Exercise goal: Look through the data that follows and work out how many lines contain the string "rovnováhy". Nothing but that number should be given.

Data excerpts:
== Segment start ==

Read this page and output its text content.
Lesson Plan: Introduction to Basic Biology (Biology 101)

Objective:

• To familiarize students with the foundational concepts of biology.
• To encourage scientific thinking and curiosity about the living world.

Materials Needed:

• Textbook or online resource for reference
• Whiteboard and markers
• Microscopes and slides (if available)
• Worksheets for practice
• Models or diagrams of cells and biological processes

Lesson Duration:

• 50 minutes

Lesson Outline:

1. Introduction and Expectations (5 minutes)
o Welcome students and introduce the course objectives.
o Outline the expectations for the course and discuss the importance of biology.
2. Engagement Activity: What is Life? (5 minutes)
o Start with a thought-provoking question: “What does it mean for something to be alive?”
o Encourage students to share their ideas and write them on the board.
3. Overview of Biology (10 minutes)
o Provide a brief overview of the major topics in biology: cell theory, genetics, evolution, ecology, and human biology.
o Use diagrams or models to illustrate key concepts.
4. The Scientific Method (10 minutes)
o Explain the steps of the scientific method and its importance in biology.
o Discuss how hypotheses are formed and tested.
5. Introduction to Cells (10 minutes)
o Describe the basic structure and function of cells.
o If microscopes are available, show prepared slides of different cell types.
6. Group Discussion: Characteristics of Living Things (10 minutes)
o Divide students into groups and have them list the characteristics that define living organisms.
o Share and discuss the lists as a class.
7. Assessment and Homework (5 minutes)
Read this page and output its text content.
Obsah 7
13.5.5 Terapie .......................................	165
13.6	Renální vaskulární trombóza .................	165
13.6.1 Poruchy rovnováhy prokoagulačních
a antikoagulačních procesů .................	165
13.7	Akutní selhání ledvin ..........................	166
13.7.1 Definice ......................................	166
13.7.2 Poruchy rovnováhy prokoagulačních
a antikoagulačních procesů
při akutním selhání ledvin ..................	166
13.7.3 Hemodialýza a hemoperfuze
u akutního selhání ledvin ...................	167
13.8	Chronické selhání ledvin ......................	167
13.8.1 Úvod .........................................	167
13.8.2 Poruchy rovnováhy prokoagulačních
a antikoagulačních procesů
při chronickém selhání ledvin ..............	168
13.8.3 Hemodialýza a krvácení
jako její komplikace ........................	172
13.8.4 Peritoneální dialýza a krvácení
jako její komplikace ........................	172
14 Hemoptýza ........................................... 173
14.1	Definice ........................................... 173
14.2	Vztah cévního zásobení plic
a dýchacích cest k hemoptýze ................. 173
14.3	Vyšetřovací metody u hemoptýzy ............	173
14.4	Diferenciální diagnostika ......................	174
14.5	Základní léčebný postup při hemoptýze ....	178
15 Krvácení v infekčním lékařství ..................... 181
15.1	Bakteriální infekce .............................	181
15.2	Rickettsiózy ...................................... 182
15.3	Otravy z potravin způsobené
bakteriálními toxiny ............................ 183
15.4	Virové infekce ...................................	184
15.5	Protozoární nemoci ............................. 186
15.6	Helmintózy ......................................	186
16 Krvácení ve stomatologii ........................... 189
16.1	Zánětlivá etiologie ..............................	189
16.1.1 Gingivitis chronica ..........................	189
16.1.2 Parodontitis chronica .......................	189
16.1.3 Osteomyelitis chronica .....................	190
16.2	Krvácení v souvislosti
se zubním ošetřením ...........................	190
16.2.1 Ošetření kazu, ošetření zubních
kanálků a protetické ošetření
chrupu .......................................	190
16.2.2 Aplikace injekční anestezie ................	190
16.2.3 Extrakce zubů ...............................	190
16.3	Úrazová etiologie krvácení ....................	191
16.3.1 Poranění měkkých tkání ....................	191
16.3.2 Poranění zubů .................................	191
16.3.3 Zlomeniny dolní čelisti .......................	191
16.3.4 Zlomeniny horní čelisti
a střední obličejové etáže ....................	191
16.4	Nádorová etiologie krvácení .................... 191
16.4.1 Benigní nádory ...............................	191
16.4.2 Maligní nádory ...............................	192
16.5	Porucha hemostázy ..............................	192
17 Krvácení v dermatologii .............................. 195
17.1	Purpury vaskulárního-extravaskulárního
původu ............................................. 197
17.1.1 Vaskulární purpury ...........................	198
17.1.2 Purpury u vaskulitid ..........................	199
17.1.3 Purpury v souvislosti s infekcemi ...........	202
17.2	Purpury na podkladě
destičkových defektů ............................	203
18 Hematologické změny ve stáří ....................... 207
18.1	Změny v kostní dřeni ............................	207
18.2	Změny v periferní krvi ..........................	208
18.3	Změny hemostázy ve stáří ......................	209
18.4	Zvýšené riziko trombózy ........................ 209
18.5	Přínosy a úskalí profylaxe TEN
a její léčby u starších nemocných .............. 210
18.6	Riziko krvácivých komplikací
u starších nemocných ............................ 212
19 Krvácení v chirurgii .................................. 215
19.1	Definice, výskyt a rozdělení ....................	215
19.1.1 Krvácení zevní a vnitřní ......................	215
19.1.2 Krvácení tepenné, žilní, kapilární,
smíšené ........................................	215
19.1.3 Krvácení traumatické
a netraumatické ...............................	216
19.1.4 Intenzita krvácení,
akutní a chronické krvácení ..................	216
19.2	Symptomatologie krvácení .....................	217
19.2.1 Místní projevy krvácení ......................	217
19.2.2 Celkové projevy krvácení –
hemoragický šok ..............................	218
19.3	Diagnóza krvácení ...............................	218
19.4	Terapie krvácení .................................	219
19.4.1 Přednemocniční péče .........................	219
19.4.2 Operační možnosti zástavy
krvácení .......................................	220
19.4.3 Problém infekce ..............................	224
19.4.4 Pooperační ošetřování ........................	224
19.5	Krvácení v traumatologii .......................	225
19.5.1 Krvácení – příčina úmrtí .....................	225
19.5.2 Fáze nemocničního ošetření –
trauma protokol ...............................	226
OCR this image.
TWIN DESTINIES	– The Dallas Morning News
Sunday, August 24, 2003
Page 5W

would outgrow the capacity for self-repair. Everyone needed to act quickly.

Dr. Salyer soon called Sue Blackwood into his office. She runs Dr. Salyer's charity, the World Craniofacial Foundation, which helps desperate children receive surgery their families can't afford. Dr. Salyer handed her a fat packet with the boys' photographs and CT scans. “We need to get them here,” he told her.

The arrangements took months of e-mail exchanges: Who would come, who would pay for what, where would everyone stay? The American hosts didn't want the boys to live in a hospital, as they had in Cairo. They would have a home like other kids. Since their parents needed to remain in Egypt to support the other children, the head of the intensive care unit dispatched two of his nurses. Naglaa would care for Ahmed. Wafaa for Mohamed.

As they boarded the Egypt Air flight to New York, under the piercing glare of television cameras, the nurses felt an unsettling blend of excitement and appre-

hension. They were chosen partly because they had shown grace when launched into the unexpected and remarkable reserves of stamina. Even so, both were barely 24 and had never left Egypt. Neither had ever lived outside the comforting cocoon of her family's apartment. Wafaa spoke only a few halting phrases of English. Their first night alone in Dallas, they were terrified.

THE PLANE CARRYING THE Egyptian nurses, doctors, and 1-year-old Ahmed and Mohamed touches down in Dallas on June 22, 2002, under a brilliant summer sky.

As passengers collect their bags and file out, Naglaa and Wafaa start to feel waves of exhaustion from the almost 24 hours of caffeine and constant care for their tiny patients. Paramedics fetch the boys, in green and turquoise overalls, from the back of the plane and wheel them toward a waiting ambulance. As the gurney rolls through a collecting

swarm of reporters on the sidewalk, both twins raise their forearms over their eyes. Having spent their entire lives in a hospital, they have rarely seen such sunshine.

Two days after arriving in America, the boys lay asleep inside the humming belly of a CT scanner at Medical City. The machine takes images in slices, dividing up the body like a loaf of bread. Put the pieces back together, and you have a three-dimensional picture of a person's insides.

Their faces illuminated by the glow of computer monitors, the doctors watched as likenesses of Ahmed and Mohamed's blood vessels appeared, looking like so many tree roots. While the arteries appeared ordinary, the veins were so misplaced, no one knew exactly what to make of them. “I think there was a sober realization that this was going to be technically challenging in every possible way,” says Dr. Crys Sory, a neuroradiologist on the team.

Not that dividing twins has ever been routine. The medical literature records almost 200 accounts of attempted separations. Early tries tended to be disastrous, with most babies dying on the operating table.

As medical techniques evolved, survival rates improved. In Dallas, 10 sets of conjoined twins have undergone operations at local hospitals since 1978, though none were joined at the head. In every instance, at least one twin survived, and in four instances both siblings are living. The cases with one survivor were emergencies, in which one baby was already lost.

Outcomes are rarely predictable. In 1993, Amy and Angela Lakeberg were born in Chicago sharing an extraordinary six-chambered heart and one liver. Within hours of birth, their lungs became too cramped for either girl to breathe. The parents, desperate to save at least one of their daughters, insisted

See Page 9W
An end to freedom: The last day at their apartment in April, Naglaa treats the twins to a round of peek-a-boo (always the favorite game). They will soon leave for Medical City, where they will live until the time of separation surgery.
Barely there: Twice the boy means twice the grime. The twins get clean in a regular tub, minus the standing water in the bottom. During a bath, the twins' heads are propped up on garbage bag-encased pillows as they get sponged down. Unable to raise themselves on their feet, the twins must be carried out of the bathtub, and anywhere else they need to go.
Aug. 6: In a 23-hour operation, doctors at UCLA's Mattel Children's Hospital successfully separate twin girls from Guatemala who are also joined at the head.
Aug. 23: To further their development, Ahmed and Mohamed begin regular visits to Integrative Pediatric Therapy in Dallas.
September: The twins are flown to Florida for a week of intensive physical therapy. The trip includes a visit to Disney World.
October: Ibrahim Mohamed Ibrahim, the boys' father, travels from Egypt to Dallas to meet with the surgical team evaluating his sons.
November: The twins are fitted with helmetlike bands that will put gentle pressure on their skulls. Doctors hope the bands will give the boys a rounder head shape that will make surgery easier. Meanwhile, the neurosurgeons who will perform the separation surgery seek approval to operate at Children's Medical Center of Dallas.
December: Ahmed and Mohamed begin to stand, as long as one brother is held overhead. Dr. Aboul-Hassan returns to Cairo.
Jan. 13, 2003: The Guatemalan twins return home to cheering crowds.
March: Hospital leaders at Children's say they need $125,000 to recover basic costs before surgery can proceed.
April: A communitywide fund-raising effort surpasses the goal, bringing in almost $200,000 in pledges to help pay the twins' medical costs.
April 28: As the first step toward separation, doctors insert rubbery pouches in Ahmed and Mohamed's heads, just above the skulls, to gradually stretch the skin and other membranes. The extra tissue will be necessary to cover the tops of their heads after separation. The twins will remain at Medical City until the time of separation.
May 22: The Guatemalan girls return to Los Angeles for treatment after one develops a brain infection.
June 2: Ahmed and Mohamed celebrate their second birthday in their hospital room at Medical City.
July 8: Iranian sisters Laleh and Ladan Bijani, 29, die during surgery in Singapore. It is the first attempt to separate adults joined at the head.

== Segment end ==

Response to this exercise: 3